## STATED PROBLEM
Scan the data below for the string "PEAK". Show every line where it turns up.

## EXERCISE INPUTS
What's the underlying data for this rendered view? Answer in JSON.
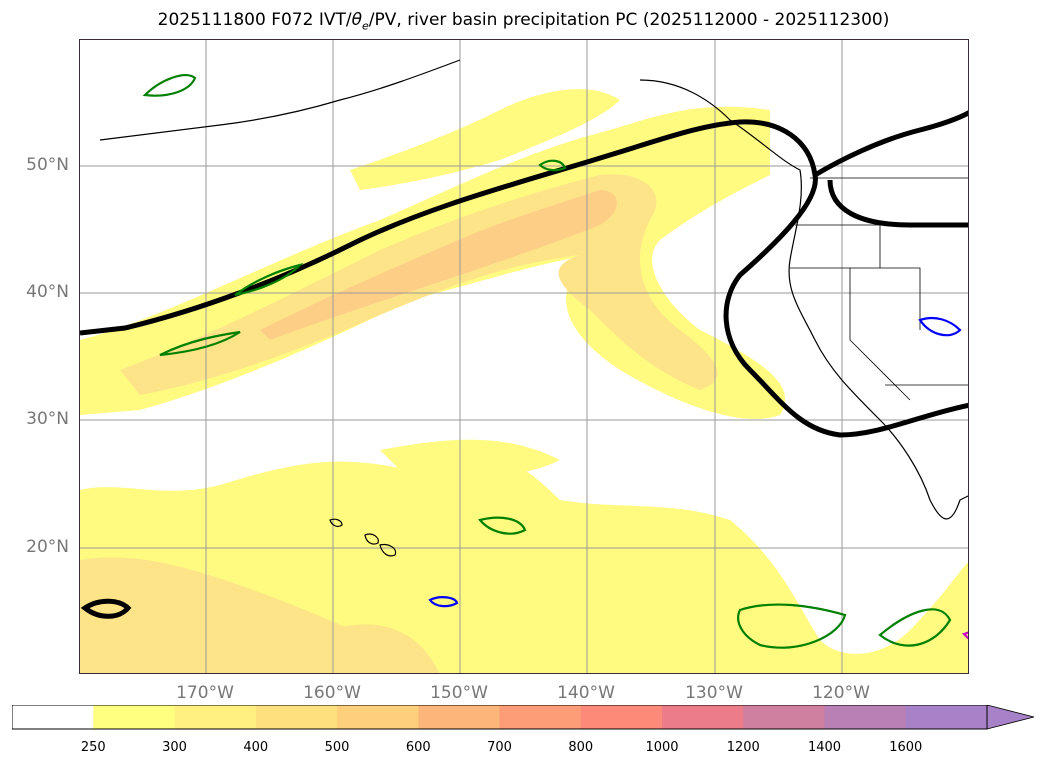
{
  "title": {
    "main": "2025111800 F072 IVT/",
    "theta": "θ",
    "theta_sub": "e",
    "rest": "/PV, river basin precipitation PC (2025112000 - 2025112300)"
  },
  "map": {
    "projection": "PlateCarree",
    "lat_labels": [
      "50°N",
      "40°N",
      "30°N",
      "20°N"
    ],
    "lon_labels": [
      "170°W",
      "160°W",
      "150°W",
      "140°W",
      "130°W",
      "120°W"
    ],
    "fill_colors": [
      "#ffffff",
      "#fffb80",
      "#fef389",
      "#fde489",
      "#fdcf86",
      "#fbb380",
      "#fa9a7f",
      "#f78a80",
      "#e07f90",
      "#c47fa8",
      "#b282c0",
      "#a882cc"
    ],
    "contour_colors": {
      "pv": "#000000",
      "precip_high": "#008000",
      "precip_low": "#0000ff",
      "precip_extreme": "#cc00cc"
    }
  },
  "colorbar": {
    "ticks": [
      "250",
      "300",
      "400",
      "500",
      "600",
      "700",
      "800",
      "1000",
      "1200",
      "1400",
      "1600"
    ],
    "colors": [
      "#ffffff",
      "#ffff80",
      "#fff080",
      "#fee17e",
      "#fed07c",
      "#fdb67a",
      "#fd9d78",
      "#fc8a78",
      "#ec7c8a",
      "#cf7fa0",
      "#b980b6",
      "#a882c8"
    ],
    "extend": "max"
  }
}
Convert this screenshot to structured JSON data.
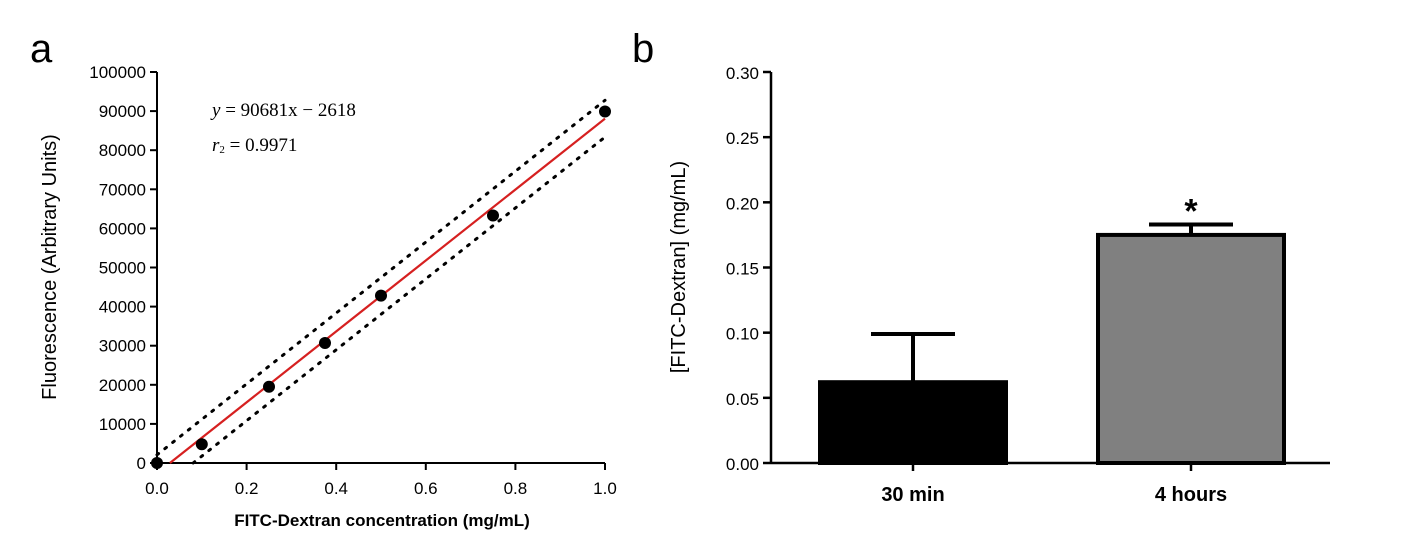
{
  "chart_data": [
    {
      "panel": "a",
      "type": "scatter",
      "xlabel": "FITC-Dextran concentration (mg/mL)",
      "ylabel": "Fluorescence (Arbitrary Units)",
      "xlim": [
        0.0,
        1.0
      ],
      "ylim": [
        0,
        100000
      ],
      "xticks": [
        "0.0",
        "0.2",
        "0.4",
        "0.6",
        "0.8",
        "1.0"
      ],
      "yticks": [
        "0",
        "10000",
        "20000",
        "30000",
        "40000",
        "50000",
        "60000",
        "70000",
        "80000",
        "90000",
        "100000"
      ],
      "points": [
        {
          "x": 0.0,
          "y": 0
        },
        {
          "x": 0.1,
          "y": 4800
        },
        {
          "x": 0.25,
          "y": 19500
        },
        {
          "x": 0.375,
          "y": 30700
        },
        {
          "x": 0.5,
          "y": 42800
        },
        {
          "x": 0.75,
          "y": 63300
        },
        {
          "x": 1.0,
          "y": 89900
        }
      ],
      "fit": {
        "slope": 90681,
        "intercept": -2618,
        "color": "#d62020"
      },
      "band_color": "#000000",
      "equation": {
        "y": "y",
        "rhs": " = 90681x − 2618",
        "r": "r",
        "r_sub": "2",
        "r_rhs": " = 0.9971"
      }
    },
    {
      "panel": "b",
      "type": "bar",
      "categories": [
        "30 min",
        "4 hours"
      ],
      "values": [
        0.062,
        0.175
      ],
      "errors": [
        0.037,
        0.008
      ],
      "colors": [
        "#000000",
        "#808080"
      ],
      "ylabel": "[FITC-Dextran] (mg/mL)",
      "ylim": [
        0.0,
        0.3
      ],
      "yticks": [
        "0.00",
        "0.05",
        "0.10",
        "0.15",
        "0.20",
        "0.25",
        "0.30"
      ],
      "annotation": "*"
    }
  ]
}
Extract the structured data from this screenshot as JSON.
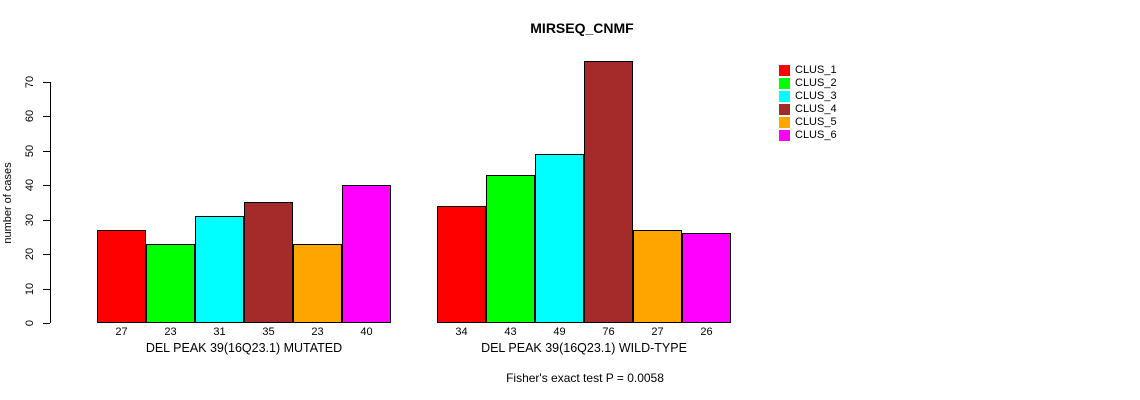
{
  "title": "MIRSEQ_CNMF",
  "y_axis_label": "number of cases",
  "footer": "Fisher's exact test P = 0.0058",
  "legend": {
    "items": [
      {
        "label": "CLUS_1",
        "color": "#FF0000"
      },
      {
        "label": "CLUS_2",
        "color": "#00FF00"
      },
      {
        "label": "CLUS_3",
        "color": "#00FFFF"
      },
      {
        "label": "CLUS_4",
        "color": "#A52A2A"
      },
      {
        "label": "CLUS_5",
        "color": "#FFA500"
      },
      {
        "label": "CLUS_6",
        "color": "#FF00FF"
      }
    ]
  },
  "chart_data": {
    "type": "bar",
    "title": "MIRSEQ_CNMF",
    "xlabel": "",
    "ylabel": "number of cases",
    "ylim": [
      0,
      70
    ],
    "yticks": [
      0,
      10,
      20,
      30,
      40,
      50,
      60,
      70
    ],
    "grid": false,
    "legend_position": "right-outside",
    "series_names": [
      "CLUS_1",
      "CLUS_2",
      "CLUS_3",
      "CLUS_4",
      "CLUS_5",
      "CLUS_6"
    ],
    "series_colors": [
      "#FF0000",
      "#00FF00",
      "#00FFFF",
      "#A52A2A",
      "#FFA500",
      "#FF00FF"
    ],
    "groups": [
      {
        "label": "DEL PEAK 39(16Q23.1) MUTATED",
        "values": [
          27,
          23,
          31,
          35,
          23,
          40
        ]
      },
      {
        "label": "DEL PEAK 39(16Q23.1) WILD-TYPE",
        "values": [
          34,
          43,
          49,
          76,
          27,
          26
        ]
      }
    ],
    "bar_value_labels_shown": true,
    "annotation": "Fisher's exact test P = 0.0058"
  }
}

## EXERCISE ANSWER
        "label": "DEL PEAK 39(16Q23.1) MUTATED",
        "label": "DEL PEAK 39(16Q23.1) WILD-TYPE",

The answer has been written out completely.